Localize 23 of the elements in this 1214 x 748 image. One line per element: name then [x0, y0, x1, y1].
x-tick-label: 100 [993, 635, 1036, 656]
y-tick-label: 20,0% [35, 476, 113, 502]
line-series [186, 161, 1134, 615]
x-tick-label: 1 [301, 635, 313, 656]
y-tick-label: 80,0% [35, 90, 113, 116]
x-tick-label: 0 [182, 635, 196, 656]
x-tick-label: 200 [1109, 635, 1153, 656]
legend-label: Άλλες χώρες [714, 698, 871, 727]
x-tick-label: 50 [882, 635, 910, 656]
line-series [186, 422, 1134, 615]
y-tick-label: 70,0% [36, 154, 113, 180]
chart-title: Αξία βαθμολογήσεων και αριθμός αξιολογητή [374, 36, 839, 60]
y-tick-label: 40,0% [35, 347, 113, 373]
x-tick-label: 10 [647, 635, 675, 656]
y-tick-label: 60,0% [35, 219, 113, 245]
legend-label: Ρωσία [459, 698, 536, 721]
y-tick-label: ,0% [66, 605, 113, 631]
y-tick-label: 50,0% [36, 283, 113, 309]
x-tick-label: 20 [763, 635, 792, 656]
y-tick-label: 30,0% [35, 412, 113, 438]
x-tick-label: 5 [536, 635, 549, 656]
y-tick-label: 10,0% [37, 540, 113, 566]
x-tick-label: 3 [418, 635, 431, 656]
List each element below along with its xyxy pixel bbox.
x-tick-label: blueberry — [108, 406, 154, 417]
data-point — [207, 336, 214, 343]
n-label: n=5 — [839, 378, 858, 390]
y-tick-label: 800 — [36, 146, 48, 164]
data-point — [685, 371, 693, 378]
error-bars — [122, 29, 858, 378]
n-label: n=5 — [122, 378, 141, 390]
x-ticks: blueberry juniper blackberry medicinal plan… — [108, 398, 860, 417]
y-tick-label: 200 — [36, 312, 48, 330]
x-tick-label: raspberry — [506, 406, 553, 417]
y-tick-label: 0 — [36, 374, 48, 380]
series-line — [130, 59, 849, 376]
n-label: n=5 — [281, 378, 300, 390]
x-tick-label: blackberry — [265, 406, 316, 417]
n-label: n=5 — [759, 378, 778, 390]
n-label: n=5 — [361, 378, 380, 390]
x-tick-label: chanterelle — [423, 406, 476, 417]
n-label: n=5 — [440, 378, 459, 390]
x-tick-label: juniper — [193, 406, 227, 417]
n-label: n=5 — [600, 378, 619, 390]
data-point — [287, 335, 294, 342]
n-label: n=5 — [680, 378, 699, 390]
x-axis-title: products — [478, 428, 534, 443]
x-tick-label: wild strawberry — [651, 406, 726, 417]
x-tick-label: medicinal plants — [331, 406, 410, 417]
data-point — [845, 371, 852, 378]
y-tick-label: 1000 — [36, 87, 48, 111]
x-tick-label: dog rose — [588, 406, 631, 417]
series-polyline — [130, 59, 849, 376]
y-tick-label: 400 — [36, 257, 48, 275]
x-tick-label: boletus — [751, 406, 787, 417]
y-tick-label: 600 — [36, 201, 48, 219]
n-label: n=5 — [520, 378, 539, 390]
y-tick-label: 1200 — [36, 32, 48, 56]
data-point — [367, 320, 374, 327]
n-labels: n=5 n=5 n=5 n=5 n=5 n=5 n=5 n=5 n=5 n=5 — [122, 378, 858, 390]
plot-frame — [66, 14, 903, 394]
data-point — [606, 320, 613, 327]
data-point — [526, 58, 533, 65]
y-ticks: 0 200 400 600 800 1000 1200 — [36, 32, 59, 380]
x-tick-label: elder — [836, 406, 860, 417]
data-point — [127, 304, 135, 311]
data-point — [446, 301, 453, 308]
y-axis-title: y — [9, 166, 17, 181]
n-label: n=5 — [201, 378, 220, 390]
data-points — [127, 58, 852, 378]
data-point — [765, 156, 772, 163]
********
▶ _ZADANIE_:
Przepisz dosłownie wszystkie powyższe wpisy, bez żadnych zmian.

▶ _ROZWIĄZANIE PONIŻEJ_:
Localize 23 of the elements in this 1214 x 748 image. One line per element: name then [x0, y0, x1, y1].
x-tick-label: 100 [993, 635, 1036, 656]
y-tick-label: 20,0% [35, 476, 113, 502]
line-series [186, 161, 1134, 615]
x-tick-label: 1 [301, 635, 313, 656]
y-tick-label: 80,0% [35, 90, 113, 116]
x-tick-label: 0 [182, 635, 196, 656]
x-tick-label: 200 [1109, 635, 1153, 656]
legend-label: Άλλες χώρες [714, 698, 871, 727]
x-tick-label: 50 [882, 635, 910, 656]
line-series [186, 422, 1134, 615]
y-tick-label: 70,0% [36, 154, 113, 180]
chart-title: Αξία βαθμολογήσεων και αριθμός αξιολογητή [374, 36, 839, 60]
y-tick-label: 40,0% [35, 347, 113, 373]
x-tick-label: 10 [647, 635, 675, 656]
y-tick-label: 60,0% [35, 219, 113, 245]
legend-label: Ρωσία [459, 698, 536, 721]
y-tick-label: ,0% [66, 605, 113, 631]
y-tick-label: 50,0% [36, 283, 113, 309]
x-tick-label: 20 [763, 635, 792, 656]
y-tick-label: 30,0% [35, 412, 113, 438]
x-tick-label: 5 [536, 635, 549, 656]
y-tick-label: 10,0% [37, 540, 113, 566]
x-tick-label: 3 [418, 635, 431, 656]
List each element below along with its xyxy pixel bbox.
x-tick-label: blueberry — [108, 406, 154, 417]
data-point — [207, 336, 214, 343]
n-label: n=5 — [839, 378, 858, 390]
y-tick-label: 800 — [36, 146, 48, 164]
data-point — [685, 371, 693, 378]
error-bars — [122, 29, 858, 378]
n-label: n=5 — [122, 378, 141, 390]
x-ticks: blueberry juniper blackberry medicinal plan… — [108, 398, 860, 417]
y-tick-label: 200 — [36, 312, 48, 330]
x-tick-label: raspberry — [506, 406, 553, 417]
y-tick-label: 0 — [36, 374, 48, 380]
series-line — [130, 59, 849, 376]
n-label: n=5 — [281, 378, 300, 390]
x-tick-label: blackberry — [265, 406, 316, 417]
n-label: n=5 — [759, 378, 778, 390]
n-label: n=5 — [361, 378, 380, 390]
x-tick-label: chanterelle — [423, 406, 476, 417]
n-label: n=5 — [440, 378, 459, 390]
x-tick-label: juniper — [193, 406, 227, 417]
n-label: n=5 — [600, 378, 619, 390]
data-point — [287, 335, 294, 342]
n-label: n=5 — [680, 378, 699, 390]
x-axis-title: products — [478, 428, 534, 443]
x-tick-label: wild strawberry — [651, 406, 726, 417]
x-tick-label: medicinal plants — [331, 406, 410, 417]
data-point — [845, 371, 852, 378]
y-tick-label: 1000 — [36, 87, 48, 111]
x-tick-label: dog rose — [588, 406, 631, 417]
series-polyline — [130, 59, 849, 376]
y-tick-label: 400 — [36, 257, 48, 275]
x-tick-label: boletus — [751, 406, 787, 417]
y-tick-label: 600 — [36, 201, 48, 219]
n-label: n=5 — [520, 378, 539, 390]
y-tick-label: 1200 — [36, 32, 48, 56]
data-point — [367, 320, 374, 327]
n-labels: n=5 n=5 n=5 n=5 n=5 n=5 n=5 n=5 n=5 n=5 — [122, 378, 858, 390]
plot-frame — [66, 14, 903, 394]
data-point — [606, 320, 613, 327]
data-point — [526, 58, 533, 65]
y-ticks: 0 200 400 600 800 1000 1200 — [36, 32, 59, 380]
x-tick-label: elder — [836, 406, 860, 417]
data-point — [127, 304, 135, 311]
data-point — [446, 301, 453, 308]
y-axis-title: y — [9, 166, 17, 181]
n-label: n=5 — [201, 378, 220, 390]
data-points — [127, 58, 852, 378]
data-point — [765, 156, 772, 163]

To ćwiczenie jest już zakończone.